# 本文
イラストの発注を請けたとき、「キャラを背景になじませてください」というフィードバックをもらって困ったことはありませんか?
キャラと背景がなじまない原因のひとつとして、キャラクターと背景がバラバラの色味を持っていることが考えられます。
例えば、背景は夕焼け空なのに、キャラクターや物体の色は晴れた昼間のようにローカルカラー(固有色)がそのまま表現されているという、ちぐはぐな状態です。
時間帯と色の関係を知ることは、上に述べたようなイラストのぎこちなさを解消する手がかりになります。また、各時間帯の代表的な色をカラースキームにまとめましたので、イラスト制作の際に役立てていただければと思います。
なぜ物体やキャラクターは環境の色に影響を受けるのか
時間帯によって空は様々な色に変化します。それは太陽の角度によって、人間の目に届く光の色が変わるからです。 その変化に伴い、光源色、環境光、影色も変化します。
人物や木、建物などの物体は、変化した光源の色が反射して私たちの目に見えるようになるので、ローカルカラーが光源色に影響を受けます。また、影色は環境光の反射を受けるため、環境光の変化も頭に入れて描かなければなりません。
空の色が変わって見える仕組み
地球は球体なので、太陽の光がその地点に差し込む角度によって、空の色が変わって見えます。
昼は太陽の光が地面に対して垂直方向から入るため、大気層に散乱されやすい青色の光線でも届くのですが、朝や夕方は、地面の斜め横方向から光が差し込むので、光は長い距離を移動することになります。
その結果として青い光は大気中に散乱され、人間の目には黄色や赤い光だけ届くようになります。よって、太陽光が旅をする距離は西と東の方角でも違うため、空の色が変化する時間帯では特に、西の空と東の空の色は違って見えるのです。
イラストにおける色の選び方例
次は、時間帯を正午、朝、夕方、日没、マジックアワー、夜の6つに分類し、それぞれ同じモチーフの見え方がどう変わるか実際に例を示し、なぜそうなるのかを解説します。
正午・昼間
光源:太陽
光源色:白
環境光:青
影色:暗い青
影の長さ:短い
こちらの光源色や影色ではローカルカラーがほぼそのまま表れるため、一番描きやすい時間帯です。
太陽の光が垂直方向から降り注ぐため、太陽光は白、空は青色になります。また、影は直下にしか存在しないため、影が足元にできます。
影の色が青いのは、影部分に空(環境光)の青い光が反射しているからです。
昼間の主な色
朝
光源:太陽
光源色:白味の黄色、または淡い橙色
環境光:やわらかい青色、太陽周辺は黄色から青へのグラデーション
影:青
影の長さ:長い
上図は日の出後から少し時間が経った、朝早い時間の表現です。物体が光源に影響を受け、やや黄色気味に染まっています。正午と朝の色味のバランスで、午前(または午後)の時間帯も描き分けることも可能です。
朝の主な色
夕方
光源:太陽
光源色:黄色またはオレンジ
環境光:赤、オレンジ、黄色、紫のグラデーション
影:赤みの紫
影の長さ:とても長い
太陽が水平線に近くなる程、その周辺の空の赤味が増し、環境光も赤くなります。

# データセットの行
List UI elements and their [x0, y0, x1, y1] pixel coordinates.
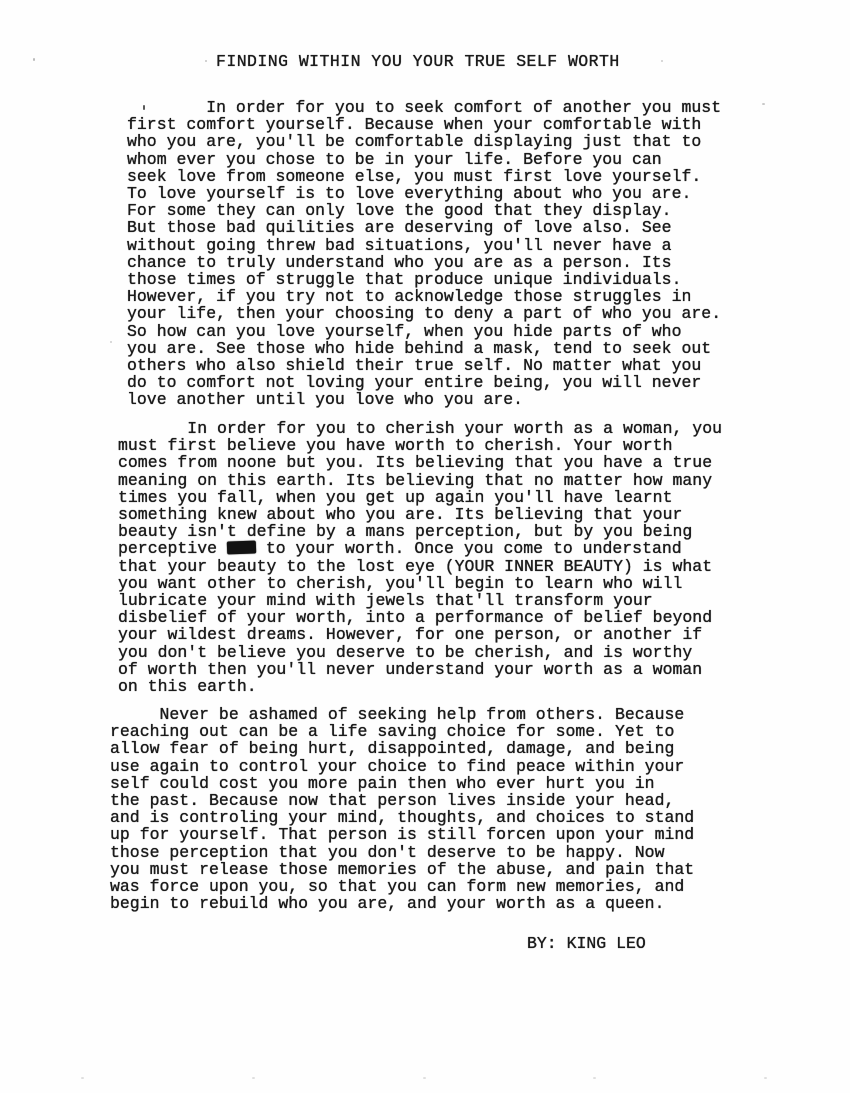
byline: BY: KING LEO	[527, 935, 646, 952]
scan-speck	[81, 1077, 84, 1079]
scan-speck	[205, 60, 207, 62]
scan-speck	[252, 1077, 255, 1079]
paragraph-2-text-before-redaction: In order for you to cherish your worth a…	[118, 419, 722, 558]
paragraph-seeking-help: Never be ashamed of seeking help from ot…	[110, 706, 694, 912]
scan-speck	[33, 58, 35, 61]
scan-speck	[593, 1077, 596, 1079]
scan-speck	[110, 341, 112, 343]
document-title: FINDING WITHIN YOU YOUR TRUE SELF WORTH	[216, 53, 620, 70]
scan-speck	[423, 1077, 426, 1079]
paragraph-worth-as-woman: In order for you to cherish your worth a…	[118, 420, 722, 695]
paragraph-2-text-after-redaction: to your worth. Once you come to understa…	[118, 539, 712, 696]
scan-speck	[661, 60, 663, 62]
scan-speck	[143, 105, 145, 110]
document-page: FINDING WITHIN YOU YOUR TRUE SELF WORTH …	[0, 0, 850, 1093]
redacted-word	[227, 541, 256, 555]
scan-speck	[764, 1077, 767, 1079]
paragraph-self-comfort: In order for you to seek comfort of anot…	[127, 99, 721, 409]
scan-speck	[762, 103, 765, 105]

# 練習課題
1 – 本文の「昼は太陽の光が地面に対して垂」から「ぜそうなるのかを解説します。」までをそのまま書き写してください。
2 – 本文によると、正午の影の色が青くなるのはなぜですか?
3 – 本文の「人物や木、建物などの物体は」で始まる段落を、主な事実を残して箇条書きにまとめてください。

# 課題別の解答
1 –
昼は太陽の光が地面に対して垂直方向から入るため、大気層に散乱されやすい青色の光線でも届くのですが、朝や夕方は、地面の斜め横方向から光が差し込むので、光は長い距離を移動することになります。
その結果として青い光は大気中に散乱され、人間の目には黄色や赤い光だけ届くようになります。よって、太陽光が旅をする距離は西と東の方角でも違うため、空の色が変化する時間帯では特に、西の空と東の空の色は違って見えるのです。
イラストにおける色の選び方例
次は、時間帯を正午、朝、夕方、日没、マジックアワー、夜の6つに分類し、それぞれ同じモチーフの見え方がどう変わるか実際に例を示し、なぜそうなるのかを解説します。

2 – 影の部分に空(環境光)の青い光が反射しているからです。

3 –
- 人物や木、建物などの物体は光源の色が反射して見えるため、ローカルカラーが光源色の影響を受ける。
- 影色は環境光の反射を受けるので、環境光の変化も考えて描く必要がある。